> [GIVEN TASK] What follows is a set of records; restate each one word for word and drop the pictures.

> [DATA FOR THE TASK]
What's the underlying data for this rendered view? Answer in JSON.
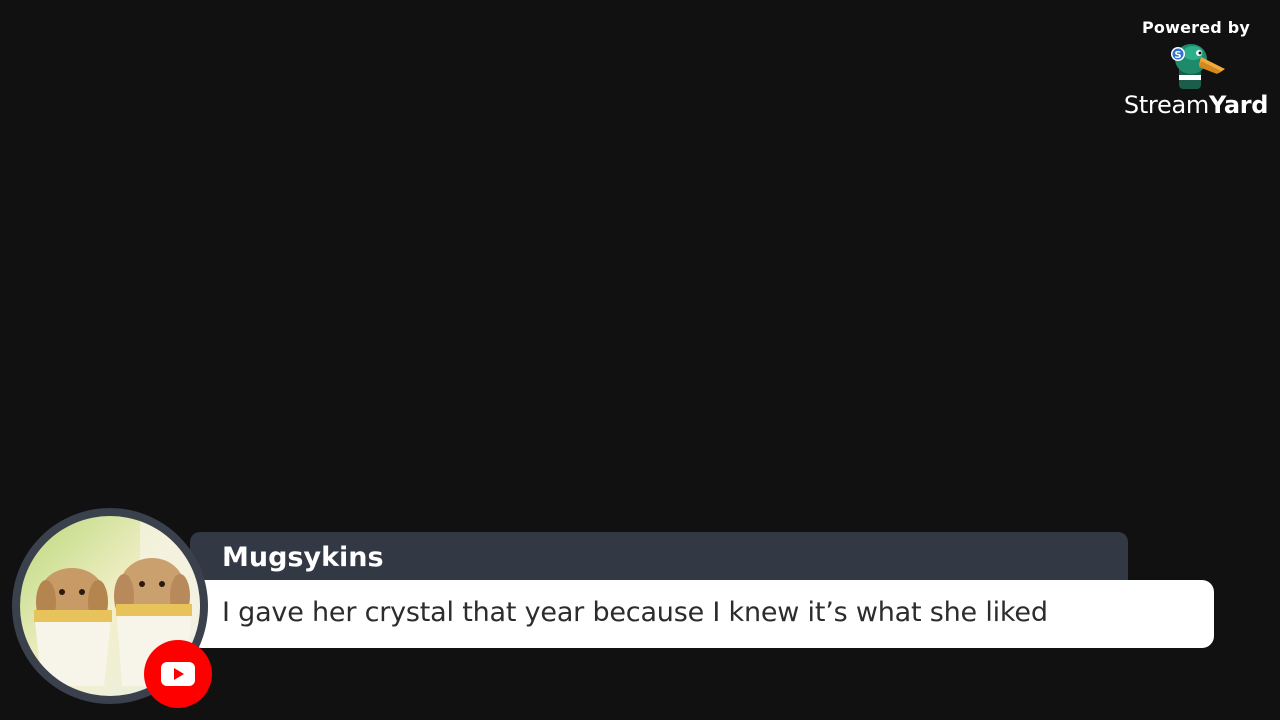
{
  "branding": {
    "powered_by": "Powered by",
    "brand_name_part1": "Stream",
    "brand_name_part2": "Yard",
    "logo_icon": "streamyard-duck-logo-icon"
  },
  "comment": {
    "author": "Mugsykins",
    "message": "I gave her crystal that year because I knew it’s what she liked",
    "avatar_icon": "avatar-bunnies-image",
    "platform_icon": "youtube-icon"
  },
  "colors": {
    "background": "#111112",
    "name_bar": "#323945",
    "message_bar": "#ffffff",
    "youtube_red": "#ff0000"
  }
}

> [COMPLETED EXERCISE]
What's the underlying data for this rendered view? Answer in JSON.
{
  "branding": {
    "powered_by": "Powered by",
    "brand_name_part1": "Stream",
    "brand_name_part2": "Yard",
    "logo_icon": "streamyard-duck-logo-icon"
  },
  "comment": {
    "author": "Mugsykins",
    "message": "I gave her crystal that year because I knew it’s what she liked",
    "avatar_icon": "avatar-bunnies-image",
    "platform_icon": "youtube-icon"
  },
  "colors": {
    "background": "#111112",
    "name_bar": "#323945",
    "message_bar": "#ffffff",
    "youtube_red": "#ff0000"
  }
}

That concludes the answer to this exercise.